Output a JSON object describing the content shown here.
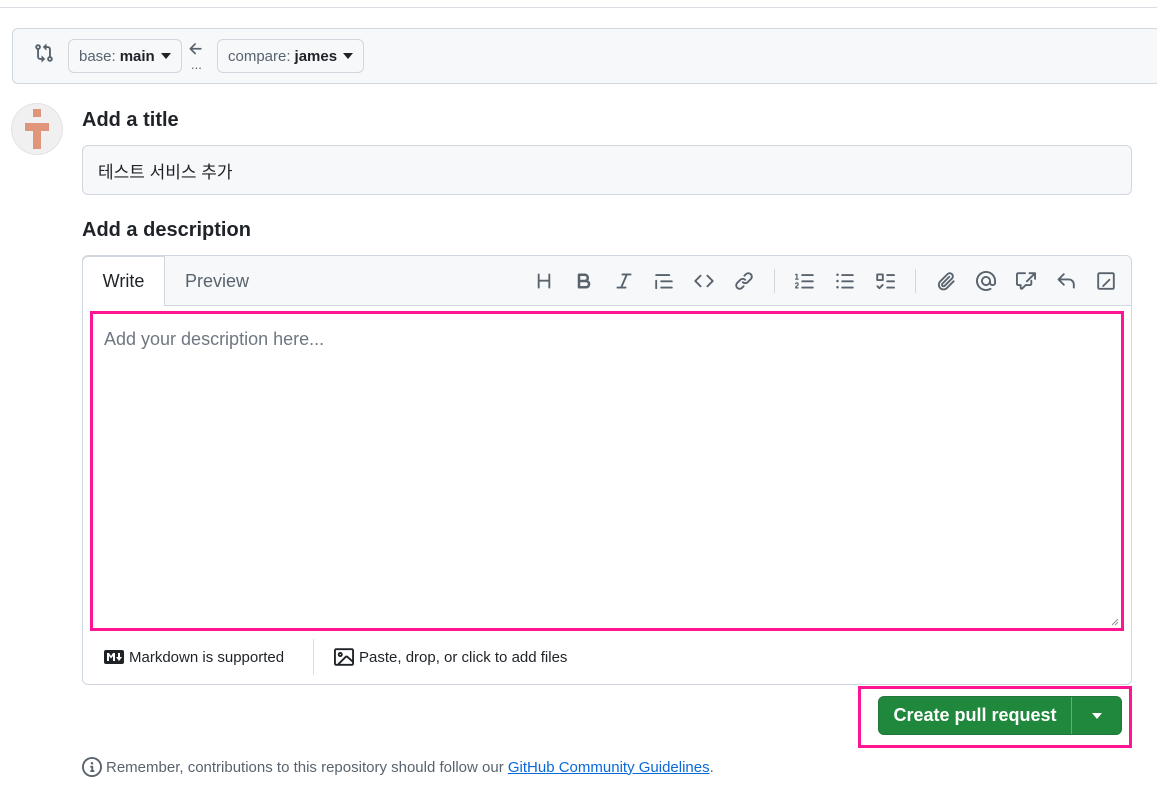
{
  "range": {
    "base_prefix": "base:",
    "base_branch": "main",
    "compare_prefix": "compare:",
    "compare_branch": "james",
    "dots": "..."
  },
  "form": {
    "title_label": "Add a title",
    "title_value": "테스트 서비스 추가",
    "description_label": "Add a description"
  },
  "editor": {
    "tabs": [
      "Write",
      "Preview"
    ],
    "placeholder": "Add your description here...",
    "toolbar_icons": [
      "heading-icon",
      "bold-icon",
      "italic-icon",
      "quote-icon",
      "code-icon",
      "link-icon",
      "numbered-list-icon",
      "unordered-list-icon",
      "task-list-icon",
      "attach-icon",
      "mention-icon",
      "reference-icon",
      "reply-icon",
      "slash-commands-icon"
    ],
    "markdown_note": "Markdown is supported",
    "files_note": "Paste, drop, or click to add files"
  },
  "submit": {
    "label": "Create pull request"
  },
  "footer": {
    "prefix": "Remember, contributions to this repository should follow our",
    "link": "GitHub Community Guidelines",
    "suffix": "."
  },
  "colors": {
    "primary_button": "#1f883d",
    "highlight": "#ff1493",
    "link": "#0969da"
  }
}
• • • • • • •
Short exercise:
Each line that has the word "list" should be copied.

Response to the task:
      "numbered-list-icon",
      "unordered-list-icon",
      "task-list-icon",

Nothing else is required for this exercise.